▶ [AIM]:
Below are the records; copy each line in them that holds the word "mixing".

************

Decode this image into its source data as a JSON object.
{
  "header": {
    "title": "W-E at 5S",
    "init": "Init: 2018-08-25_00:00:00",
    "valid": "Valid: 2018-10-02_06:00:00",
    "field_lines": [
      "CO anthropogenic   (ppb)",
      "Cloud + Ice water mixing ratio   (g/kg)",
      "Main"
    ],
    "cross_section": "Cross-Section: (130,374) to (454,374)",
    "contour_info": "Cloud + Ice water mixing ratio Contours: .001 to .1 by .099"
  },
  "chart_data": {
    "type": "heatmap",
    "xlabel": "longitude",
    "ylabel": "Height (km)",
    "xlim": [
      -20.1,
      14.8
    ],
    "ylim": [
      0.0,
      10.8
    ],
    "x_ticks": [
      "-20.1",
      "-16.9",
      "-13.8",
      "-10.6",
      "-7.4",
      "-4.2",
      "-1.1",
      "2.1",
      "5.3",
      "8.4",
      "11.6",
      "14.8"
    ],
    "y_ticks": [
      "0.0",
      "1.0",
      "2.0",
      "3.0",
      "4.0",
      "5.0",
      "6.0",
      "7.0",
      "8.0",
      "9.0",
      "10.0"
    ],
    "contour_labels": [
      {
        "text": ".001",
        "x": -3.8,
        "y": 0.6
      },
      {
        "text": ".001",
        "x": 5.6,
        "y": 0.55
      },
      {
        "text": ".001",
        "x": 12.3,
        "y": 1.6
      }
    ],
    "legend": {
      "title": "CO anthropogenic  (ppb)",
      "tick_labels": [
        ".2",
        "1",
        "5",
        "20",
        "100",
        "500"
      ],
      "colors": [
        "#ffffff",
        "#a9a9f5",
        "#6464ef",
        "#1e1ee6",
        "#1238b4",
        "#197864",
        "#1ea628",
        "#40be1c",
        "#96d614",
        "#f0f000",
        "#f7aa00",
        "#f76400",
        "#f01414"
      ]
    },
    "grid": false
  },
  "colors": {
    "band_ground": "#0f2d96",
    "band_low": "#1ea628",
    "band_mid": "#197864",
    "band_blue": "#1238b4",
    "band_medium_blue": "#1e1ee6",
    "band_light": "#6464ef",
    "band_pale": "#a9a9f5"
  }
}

************

▶ [RESULT OF THIS EXERCISE]:
      "Cloud + Ice water mixing ratio   (g/kg)",
    "contour_info": "Cloud + Ice water mixing ratio Contours: .001 to .1 by .099"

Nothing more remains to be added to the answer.